— Start —

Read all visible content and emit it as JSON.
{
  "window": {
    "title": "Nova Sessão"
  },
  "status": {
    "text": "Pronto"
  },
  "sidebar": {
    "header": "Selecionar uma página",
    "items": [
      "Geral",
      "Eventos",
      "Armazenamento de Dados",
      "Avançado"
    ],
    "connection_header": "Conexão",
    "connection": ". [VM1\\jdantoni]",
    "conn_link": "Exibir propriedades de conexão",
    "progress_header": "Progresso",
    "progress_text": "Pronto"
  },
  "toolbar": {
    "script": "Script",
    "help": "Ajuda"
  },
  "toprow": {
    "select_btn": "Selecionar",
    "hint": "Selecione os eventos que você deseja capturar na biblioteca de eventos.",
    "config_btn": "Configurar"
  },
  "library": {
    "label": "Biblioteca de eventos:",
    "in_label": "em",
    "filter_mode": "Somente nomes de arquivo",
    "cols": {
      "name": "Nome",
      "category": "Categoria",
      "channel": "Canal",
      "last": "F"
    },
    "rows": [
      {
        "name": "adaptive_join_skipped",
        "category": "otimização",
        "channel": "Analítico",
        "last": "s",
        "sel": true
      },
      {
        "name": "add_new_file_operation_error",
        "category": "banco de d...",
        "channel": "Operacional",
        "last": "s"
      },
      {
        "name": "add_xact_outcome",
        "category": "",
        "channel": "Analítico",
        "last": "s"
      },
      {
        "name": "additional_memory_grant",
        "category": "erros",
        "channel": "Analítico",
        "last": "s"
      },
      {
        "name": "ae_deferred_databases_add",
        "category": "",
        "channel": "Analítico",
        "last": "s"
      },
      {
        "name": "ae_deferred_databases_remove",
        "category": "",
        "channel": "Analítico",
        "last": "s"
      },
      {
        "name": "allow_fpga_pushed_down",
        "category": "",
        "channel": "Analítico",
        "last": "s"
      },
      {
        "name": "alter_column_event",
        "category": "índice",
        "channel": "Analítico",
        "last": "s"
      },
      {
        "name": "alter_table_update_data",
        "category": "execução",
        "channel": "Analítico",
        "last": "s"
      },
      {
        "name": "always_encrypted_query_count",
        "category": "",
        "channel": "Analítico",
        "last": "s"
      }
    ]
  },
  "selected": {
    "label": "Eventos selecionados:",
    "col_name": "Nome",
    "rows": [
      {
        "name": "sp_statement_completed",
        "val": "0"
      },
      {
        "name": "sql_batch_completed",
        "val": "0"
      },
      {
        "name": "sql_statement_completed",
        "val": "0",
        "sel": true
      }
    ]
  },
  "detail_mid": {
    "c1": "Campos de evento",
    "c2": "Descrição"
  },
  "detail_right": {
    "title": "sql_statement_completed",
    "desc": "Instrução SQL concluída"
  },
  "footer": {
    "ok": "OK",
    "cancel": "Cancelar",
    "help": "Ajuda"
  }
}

— End —

▶ Directive
Show the lines of the material that contain the word "Selecionar".

▶ The reply
    "header": "Selecionar uma página",
    "select_btn": "Selecionar",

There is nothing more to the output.